Spatial annotation records
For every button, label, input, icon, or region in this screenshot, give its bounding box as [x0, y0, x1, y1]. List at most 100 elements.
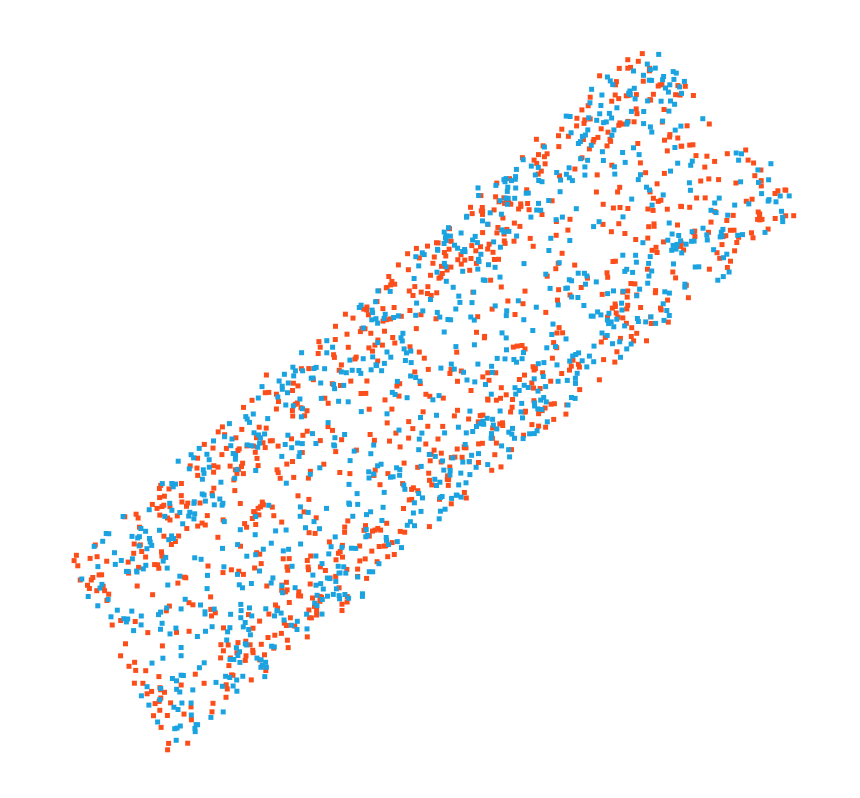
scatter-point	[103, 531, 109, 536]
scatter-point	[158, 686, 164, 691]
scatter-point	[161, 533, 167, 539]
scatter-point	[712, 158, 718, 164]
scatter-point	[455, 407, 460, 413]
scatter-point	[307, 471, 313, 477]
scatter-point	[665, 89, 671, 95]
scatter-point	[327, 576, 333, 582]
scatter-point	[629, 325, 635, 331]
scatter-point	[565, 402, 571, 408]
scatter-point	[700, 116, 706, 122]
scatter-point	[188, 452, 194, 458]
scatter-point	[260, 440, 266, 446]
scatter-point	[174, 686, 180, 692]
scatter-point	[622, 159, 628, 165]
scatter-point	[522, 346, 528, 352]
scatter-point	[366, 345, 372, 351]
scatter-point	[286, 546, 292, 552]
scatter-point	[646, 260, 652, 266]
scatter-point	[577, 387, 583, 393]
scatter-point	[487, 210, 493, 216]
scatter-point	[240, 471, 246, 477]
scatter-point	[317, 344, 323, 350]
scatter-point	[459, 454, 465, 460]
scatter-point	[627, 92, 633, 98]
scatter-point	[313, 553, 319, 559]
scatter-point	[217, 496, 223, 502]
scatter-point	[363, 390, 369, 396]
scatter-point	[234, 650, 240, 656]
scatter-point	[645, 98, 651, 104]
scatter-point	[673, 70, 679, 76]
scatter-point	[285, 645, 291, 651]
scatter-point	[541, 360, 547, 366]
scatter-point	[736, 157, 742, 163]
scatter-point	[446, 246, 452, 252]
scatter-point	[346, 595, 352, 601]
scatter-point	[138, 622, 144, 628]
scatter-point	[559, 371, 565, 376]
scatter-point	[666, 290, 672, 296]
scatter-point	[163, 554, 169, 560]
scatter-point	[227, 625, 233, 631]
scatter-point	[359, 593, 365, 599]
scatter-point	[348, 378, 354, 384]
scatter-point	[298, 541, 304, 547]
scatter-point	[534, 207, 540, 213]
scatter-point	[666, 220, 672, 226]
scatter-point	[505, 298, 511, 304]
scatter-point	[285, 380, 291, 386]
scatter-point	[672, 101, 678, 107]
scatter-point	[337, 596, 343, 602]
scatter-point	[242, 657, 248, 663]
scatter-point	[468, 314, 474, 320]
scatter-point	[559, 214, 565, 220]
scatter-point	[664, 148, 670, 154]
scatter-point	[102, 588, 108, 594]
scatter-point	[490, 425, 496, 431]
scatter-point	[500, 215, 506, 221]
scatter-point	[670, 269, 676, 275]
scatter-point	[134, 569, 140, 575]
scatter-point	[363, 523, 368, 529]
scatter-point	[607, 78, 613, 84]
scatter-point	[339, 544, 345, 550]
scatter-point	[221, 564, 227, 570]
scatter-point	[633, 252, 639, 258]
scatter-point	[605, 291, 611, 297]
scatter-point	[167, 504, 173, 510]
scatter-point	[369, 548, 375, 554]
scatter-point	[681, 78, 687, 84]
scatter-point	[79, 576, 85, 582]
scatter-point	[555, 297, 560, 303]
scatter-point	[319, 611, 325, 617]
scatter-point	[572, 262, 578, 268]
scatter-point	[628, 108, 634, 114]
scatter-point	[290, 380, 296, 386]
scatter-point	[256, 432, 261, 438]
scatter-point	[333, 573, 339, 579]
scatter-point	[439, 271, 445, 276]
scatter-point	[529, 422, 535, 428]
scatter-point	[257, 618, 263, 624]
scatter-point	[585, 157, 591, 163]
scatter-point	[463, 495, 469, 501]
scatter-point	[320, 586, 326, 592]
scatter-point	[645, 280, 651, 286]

Task statement »
Can you quote each of the records above word for word, leaving out the pictures?

Task result »
For every button, label, input, icon, or region in this screenshot, give its bounding box as [x0, y0, x1, y1]. List at most 100 elements.
scatter-point	[103, 531, 109, 536]
scatter-point	[158, 686, 164, 691]
scatter-point	[161, 533, 167, 539]
scatter-point	[712, 158, 718, 164]
scatter-point	[455, 407, 460, 413]
scatter-point	[307, 471, 313, 477]
scatter-point	[665, 89, 671, 95]
scatter-point	[327, 576, 333, 582]
scatter-point	[629, 325, 635, 331]
scatter-point	[565, 402, 571, 408]
scatter-point	[700, 116, 706, 122]
scatter-point	[188, 452, 194, 458]
scatter-point	[260, 440, 266, 446]
scatter-point	[174, 686, 180, 692]
scatter-point	[622, 159, 628, 165]
scatter-point	[522, 346, 528, 352]
scatter-point	[366, 345, 372, 351]
scatter-point	[286, 546, 292, 552]
scatter-point	[646, 260, 652, 266]
scatter-point	[577, 387, 583, 393]
scatter-point	[487, 210, 493, 216]
scatter-point	[240, 471, 246, 477]
scatter-point	[317, 344, 323, 350]
scatter-point	[459, 454, 465, 460]
scatter-point	[627, 92, 633, 98]
scatter-point	[313, 553, 319, 559]
scatter-point	[217, 496, 223, 502]
scatter-point	[363, 390, 369, 396]
scatter-point	[234, 650, 240, 656]
scatter-point	[645, 98, 651, 104]
scatter-point	[673, 70, 679, 76]
scatter-point	[285, 645, 291, 651]
scatter-point	[541, 360, 547, 366]
scatter-point	[736, 157, 742, 163]
scatter-point	[446, 246, 452, 252]
scatter-point	[346, 595, 352, 601]
scatter-point	[138, 622, 144, 628]
scatter-point	[559, 371, 565, 376]
scatter-point	[666, 290, 672, 296]
scatter-point	[163, 554, 169, 560]
scatter-point	[227, 625, 233, 631]
scatter-point	[359, 593, 365, 599]
scatter-point	[348, 378, 354, 384]
scatter-point	[298, 541, 304, 547]
scatter-point	[534, 207, 540, 213]
scatter-point	[666, 220, 672, 226]
scatter-point	[505, 298, 511, 304]
scatter-point	[285, 380, 291, 386]
scatter-point	[672, 101, 678, 107]
scatter-point	[337, 596, 343, 602]
scatter-point	[242, 657, 248, 663]
scatter-point	[468, 314, 474, 320]
scatter-point	[559, 214, 565, 220]
scatter-point	[664, 148, 670, 154]
scatter-point	[102, 588, 108, 594]
scatter-point	[490, 425, 496, 431]
scatter-point	[500, 215, 506, 221]
scatter-point	[670, 269, 676, 275]
scatter-point	[134, 569, 140, 575]
scatter-point	[363, 523, 368, 529]
scatter-point	[607, 78, 613, 84]
scatter-point	[339, 544, 345, 550]
scatter-point	[221, 564, 227, 570]
scatter-point	[633, 252, 639, 258]
scatter-point	[605, 291, 611, 297]
scatter-point	[167, 504, 173, 510]
scatter-point	[369, 548, 375, 554]
scatter-point	[681, 78, 687, 84]
scatter-point	[79, 576, 85, 582]
scatter-point	[555, 297, 560, 303]
scatter-point	[319, 611, 325, 617]
scatter-point	[572, 262, 578, 268]
scatter-point	[628, 108, 634, 114]
scatter-point	[290, 380, 296, 386]
scatter-point	[256, 432, 261, 438]
scatter-point	[333, 573, 339, 579]
scatter-point	[439, 271, 445, 276]
scatter-point	[529, 422, 535, 428]
scatter-point	[257, 618, 263, 624]
scatter-point	[585, 157, 591, 163]
scatter-point	[463, 495, 469, 501]
scatter-point	[320, 586, 326, 592]
scatter-point	[645, 280, 651, 286]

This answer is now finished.